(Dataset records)
— Start —
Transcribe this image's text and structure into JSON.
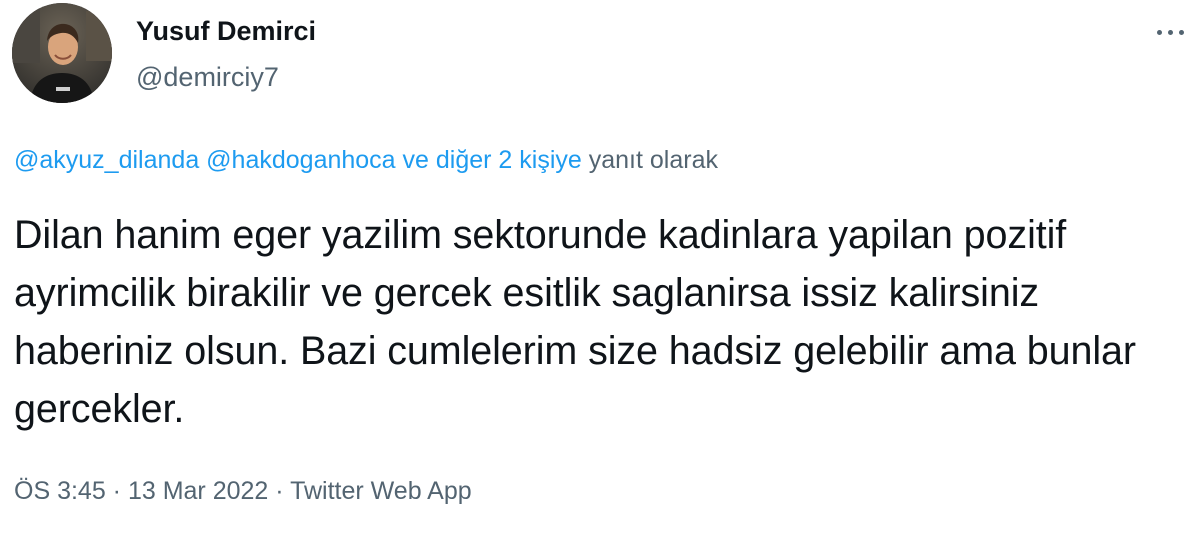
{
  "user": {
    "display_name": "Yusuf Demirci",
    "handle": "@demirciy7"
  },
  "more_icon": "more-horizontal-icon",
  "reply": {
    "mention1": "@akyuz_dilanda",
    "mention2": "@hakdoganhoca",
    "others": "ve diğer 2 kişiye",
    "suffix": "yanıt olarak"
  },
  "tweet": {
    "text": "Dilan hanim eger yazilim sektorunde kadinlara yapilan pozitif ayrimcilik birakilir ve gercek esitlik saglanirsa issiz kalirsiniz haberiniz olsun. Bazi cumlelerim size hadsiz gelebilir ama bunlar gercekler.",
    "time": "ÖS 3:45",
    "separator": " · ",
    "date": "13 Mar 2022",
    "source": "Twitter Web App"
  },
  "colors": {
    "link": "#1d9bf0",
    "secondary": "#536471",
    "text": "#0f1419"
  }
}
— End —
▸ Your goal: The records above are to be restated exactly, without their pictures.

▸ Result of the task:
Transcribe this image's text and structure into JSON.
{
  "user": {
    "display_name": "Yusuf Demirci",
    "handle": "@demirciy7"
  },
  "more_icon": "more-horizontal-icon",
  "reply": {
    "mention1": "@akyuz_dilanda",
    "mention2": "@hakdoganhoca",
    "others": "ve diğer 2 kişiye",
    "suffix": "yanıt olarak"
  },
  "tweet": {
    "text": "Dilan hanim eger yazilim sektorunde kadinlara yapilan pozitif ayrimcilik birakilir ve gercek esitlik saglanirsa issiz kalirsiniz haberiniz olsun. Bazi cumlelerim size hadsiz gelebilir ama bunlar gercekler.",
    "time": "ÖS 3:45",
    "separator": " · ",
    "date": "13 Mar 2022",
    "source": "Twitter Web App"
  },
  "colors": {
    "link": "#1d9bf0",
    "secondary": "#536471",
    "text": "#0f1419"
  }
}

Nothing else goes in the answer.